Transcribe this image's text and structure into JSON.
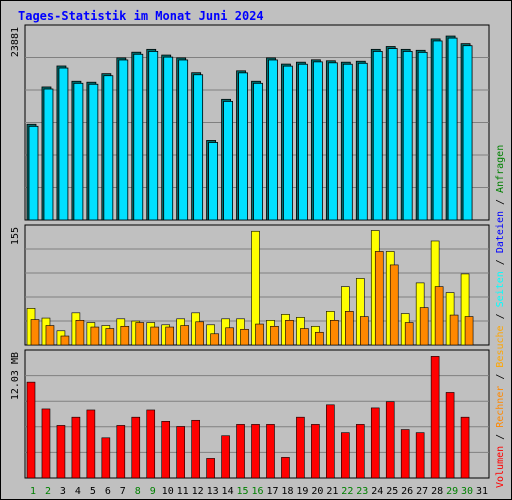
{
  "title": "Tages-Statistik im Monat Juni 2024",
  "colors": {
    "background": "#c0c0c0",
    "title": "#0000ff",
    "grid": "#808080",
    "bar_outline": "#000000",
    "anfragen": "#00e0ff",
    "dateien": "#008a8a",
    "seiten": "#00aaff",
    "besuche": "#ffff00",
    "rechner": "#ff8800",
    "volumen": "#ff0000",
    "weekend_label": "#008000",
    "weekday_label": "#000000"
  },
  "right_legend": {
    "top": [
      {
        "text": "Anfragen",
        "color": "#008000"
      },
      {
        "text": " / ",
        "color": "#000000"
      },
      {
        "text": "Dateien",
        "color": "#0000ff"
      },
      {
        "text": " / ",
        "color": "#000000"
      },
      {
        "text": "Seiten",
        "color": "#00ffff"
      },
      {
        "text": " / ",
        "color": "#000000"
      },
      {
        "text": "Besuche",
        "color": "#ffa500"
      }
    ],
    "bottom": [
      {
        "text": " / ",
        "color": "#000000"
      },
      {
        "text": "Rechner",
        "color": "#ff8800"
      },
      {
        "text": " / ",
        "color": "#000000"
      },
      {
        "text": "Volumen",
        "color": "#ff0000"
      }
    ]
  },
  "chart_data": [
    {
      "type": "bar",
      "panel": "top",
      "y_label": "23881",
      "ylim": [
        0,
        23881
      ],
      "categories": [
        "1",
        "2",
        "3",
        "4",
        "5",
        "6",
        "7",
        "8",
        "9",
        "10",
        "11",
        "12",
        "13",
        "14",
        "15",
        "16",
        "17",
        "18",
        "19",
        "20",
        "21",
        "22",
        "23",
        "24",
        "25",
        "26",
        "27",
        "28",
        "29",
        "30"
      ],
      "weekend": [
        "1",
        "2",
        "8",
        "9",
        "15",
        "16",
        "22",
        "23",
        "29",
        "30"
      ],
      "series": [
        {
          "key": "anfragen",
          "values": [
            11968,
            16634,
            19256,
            17346,
            17227,
            18297,
            20265,
            20979,
            21336,
            20622,
            20265,
            18416,
            9947,
            15087,
            18654,
            17346,
            20265,
            19494,
            19731,
            20028,
            19909,
            19731,
            19850,
            21336,
            21692,
            21336,
            21217,
            22643,
            23000,
            22049
          ]
        },
        {
          "key": "dateien",
          "values": [
            11968,
            16634,
            19256,
            17346,
            17227,
            18297,
            20265,
            20979,
            21336,
            20622,
            20265,
            18416,
            9947,
            15087,
            18654,
            17346,
            20265,
            19494,
            19731,
            20028,
            19909,
            19731,
            19850,
            21336,
            21692,
            21336,
            21217,
            22643,
            23000,
            22049
          ]
        },
        {
          "key": "seiten",
          "values": [
            11712,
            16378,
            19000,
            17090,
            16971,
            18041,
            20009,
            20723,
            21080,
            20366,
            20009,
            18160,
            9691,
            14831,
            18398,
            17090,
            20009,
            19238,
            19475,
            19772,
            19653,
            19475,
            19594,
            21080,
            21436,
            21080,
            20961,
            22387,
            22744,
            21793
          ]
        }
      ]
    },
    {
      "type": "bar",
      "panel": "middle",
      "y_label": "155",
      "ylim": [
        0,
        155
      ],
      "categories": [
        "1",
        "2",
        "3",
        "4",
        "5",
        "6",
        "7",
        "8",
        "9",
        "10",
        "11",
        "12",
        "13",
        "14",
        "15",
        "16",
        "17",
        "18",
        "19",
        "20",
        "21",
        "22",
        "23",
        "24",
        "25",
        "26",
        "27",
        "28",
        "29",
        "30"
      ],
      "series": [
        {
          "key": "besuche",
          "values": [
            49,
            36,
            19,
            43,
            30,
            26,
            35,
            32,
            30,
            27,
            35,
            43,
            27,
            35,
            35,
            152,
            33,
            41,
            37,
            25,
            45,
            78,
            89,
            153,
            125,
            42,
            83,
            139,
            70,
            95
          ]
        },
        {
          "key": "rechner",
          "values": [
            34,
            26,
            12,
            33,
            24,
            22,
            25,
            30,
            24,
            24,
            26,
            31,
            15,
            23,
            21,
            28,
            25,
            33,
            22,
            17,
            33,
            45,
            38,
            125,
            107,
            30,
            50,
            78,
            40,
            38
          ]
        }
      ]
    },
    {
      "type": "bar",
      "panel": "bottom",
      "y_label": "12.03 MB",
      "ylim": [
        0,
        12.03
      ],
      "categories": [
        "1",
        "2",
        "3",
        "4",
        "5",
        "6",
        "7",
        "8",
        "9",
        "10",
        "11",
        "12",
        "13",
        "14",
        "15",
        "16",
        "17",
        "18",
        "19",
        "20",
        "21",
        "22",
        "23",
        "24",
        "25",
        "26",
        "27",
        "28",
        "29",
        "30"
      ],
      "series": [
        {
          "key": "volumen",
          "values": [
            9.3,
            6.7,
            5.1,
            5.9,
            6.6,
            3.9,
            5.1,
            5.9,
            6.6,
            5.5,
            5.0,
            5.6,
            1.9,
            4.1,
            5.2,
            5.2,
            5.2,
            2.0,
            5.9,
            5.2,
            7.1,
            4.4,
            5.2,
            6.8,
            7.4,
            4.7,
            4.4,
            11.8,
            8.3,
            5.9
          ]
        }
      ]
    }
  ],
  "x_labels": [
    "1",
    "2",
    "3",
    "4",
    "5",
    "6",
    "7",
    "8",
    "9",
    "10",
    "11",
    "12",
    "13",
    "14",
    "15",
    "16",
    "17",
    "18",
    "19",
    "20",
    "21",
    "22",
    "23",
    "24",
    "25",
    "26",
    "27",
    "28",
    "29",
    "30",
    "31"
  ]
}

|---|

— Exercise directions —
Every entry above is to be set down exactly; the pictures are to be left out.

— Exercise solution —
Transcribe this image's text and structure into JSON.
{
  "title": "Tages-Statistik im Monat Juni 2024",
  "colors": {
    "background": "#c0c0c0",
    "title": "#0000ff",
    "grid": "#808080",
    "bar_outline": "#000000",
    "anfragen": "#00e0ff",
    "dateien": "#008a8a",
    "seiten": "#00aaff",
    "besuche": "#ffff00",
    "rechner": "#ff8800",
    "volumen": "#ff0000",
    "weekend_label": "#008000",
    "weekday_label": "#000000"
  },
  "right_legend": {
    "top": [
      {
        "text": "Anfragen",
        "color": "#008000"
      },
      {
        "text": " / ",
        "color": "#000000"
      },
      {
        "text": "Dateien",
        "color": "#0000ff"
      },
      {
        "text": " / ",
        "color": "#000000"
      },
      {
        "text": "Seiten",
        "color": "#00ffff"
      },
      {
        "text": " / ",
        "color": "#000000"
      },
      {
        "text": "Besuche",
        "color": "#ffa500"
      }
    ],
    "bottom": [
      {
        "text": " / ",
        "color": "#000000"
      },
      {
        "text": "Rechner",
        "color": "#ff8800"
      },
      {
        "text": " / ",
        "color": "#000000"
      },
      {
        "text": "Volumen",
        "color": "#ff0000"
      }
    ]
  },
  "chart_data": [
    {
      "type": "bar",
      "panel": "top",
      "y_label": "23881",
      "ylim": [
        0,
        23881
      ],
      "categories": [
        "1",
        "2",
        "3",
        "4",
        "5",
        "6",
        "7",
        "8",
        "9",
        "10",
        "11",
        "12",
        "13",
        "14",
        "15",
        "16",
        "17",
        "18",
        "19",
        "20",
        "21",
        "22",
        "23",
        "24",
        "25",
        "26",
        "27",
        "28",
        "29",
        "30"
      ],
      "weekend": [
        "1",
        "2",
        "8",
        "9",
        "15",
        "16",
        "22",
        "23",
        "29",
        "30"
      ],
      "series": [
        {
          "key": "anfragen",
          "values": [
            11968,
            16634,
            19256,
            17346,
            17227,
            18297,
            20265,
            20979,
            21336,
            20622,
            20265,
            18416,
            9947,
            15087,
            18654,
            17346,
            20265,
            19494,
            19731,
            20028,
            19909,
            19731,
            19850,
            21336,
            21692,
            21336,
            21217,
            22643,
            23000,
            22049
          ]
        },
        {
          "key": "dateien",
          "values": [
            11968,
            16634,
            19256,
            17346,
            17227,
            18297,
            20265,
            20979,
            21336,
            20622,
            20265,
            18416,
            9947,
            15087,
            18654,
            17346,
            20265,
            19494,
            19731,
            20028,
            19909,
            19731,
            19850,
            21336,
            21692,
            21336,
            21217,
            22643,
            23000,
            22049
          ]
        },
        {
          "key": "seiten",
          "values": [
            11712,
            16378,
            19000,
            17090,
            16971,
            18041,
            20009,
            20723,
            21080,
            20366,
            20009,
            18160,
            9691,
            14831,
            18398,
            17090,
            20009,
            19238,
            19475,
            19772,
            19653,
            19475,
            19594,
            21080,
            21436,
            21080,
            20961,
            22387,
            22744,
            21793
          ]
        }
      ]
    },
    {
      "type": "bar",
      "panel": "middle",
      "y_label": "155",
      "ylim": [
        0,
        155
      ],
      "categories": [
        "1",
        "2",
        "3",
        "4",
        "5",
        "6",
        "7",
        "8",
        "9",
        "10",
        "11",
        "12",
        "13",
        "14",
        "15",
        "16",
        "17",
        "18",
        "19",
        "20",
        "21",
        "22",
        "23",
        "24",
        "25",
        "26",
        "27",
        "28",
        "29",
        "30"
      ],
      "series": [
        {
          "key": "besuche",
          "values": [
            49,
            36,
            19,
            43,
            30,
            26,
            35,
            32,
            30,
            27,
            35,
            43,
            27,
            35,
            35,
            152,
            33,
            41,
            37,
            25,
            45,
            78,
            89,
            153,
            125,
            42,
            83,
            139,
            70,
            95
          ]
        },
        {
          "key": "rechner",
          "values": [
            34,
            26,
            12,
            33,
            24,
            22,
            25,
            30,
            24,
            24,
            26,
            31,
            15,
            23,
            21,
            28,
            25,
            33,
            22,
            17,
            33,
            45,
            38,
            125,
            107,
            30,
            50,
            78,
            40,
            38
          ]
        }
      ]
    },
    {
      "type": "bar",
      "panel": "bottom",
      "y_label": "12.03 MB",
      "ylim": [
        0,
        12.03
      ],
      "categories": [
        "1",
        "2",
        "3",
        "4",
        "5",
        "6",
        "7",
        "8",
        "9",
        "10",
        "11",
        "12",
        "13",
        "14",
        "15",
        "16",
        "17",
        "18",
        "19",
        "20",
        "21",
        "22",
        "23",
        "24",
        "25",
        "26",
        "27",
        "28",
        "29",
        "30"
      ],
      "series": [
        {
          "key": "volumen",
          "values": [
            9.3,
            6.7,
            5.1,
            5.9,
            6.6,
            3.9,
            5.1,
            5.9,
            6.6,
            5.5,
            5.0,
            5.6,
            1.9,
            4.1,
            5.2,
            5.2,
            5.2,
            2.0,
            5.9,
            5.2,
            7.1,
            4.4,
            5.2,
            6.8,
            7.4,
            4.7,
            4.4,
            11.8,
            8.3,
            5.9
          ]
        }
      ]
    }
  ],
  "x_labels": [
    "1",
    "2",
    "3",
    "4",
    "5",
    "6",
    "7",
    "8",
    "9",
    "10",
    "11",
    "12",
    "13",
    "14",
    "15",
    "16",
    "17",
    "18",
    "19",
    "20",
    "21",
    "22",
    "23",
    "24",
    "25",
    "26",
    "27",
    "28",
    "29",
    "30",
    "31"
  ]
}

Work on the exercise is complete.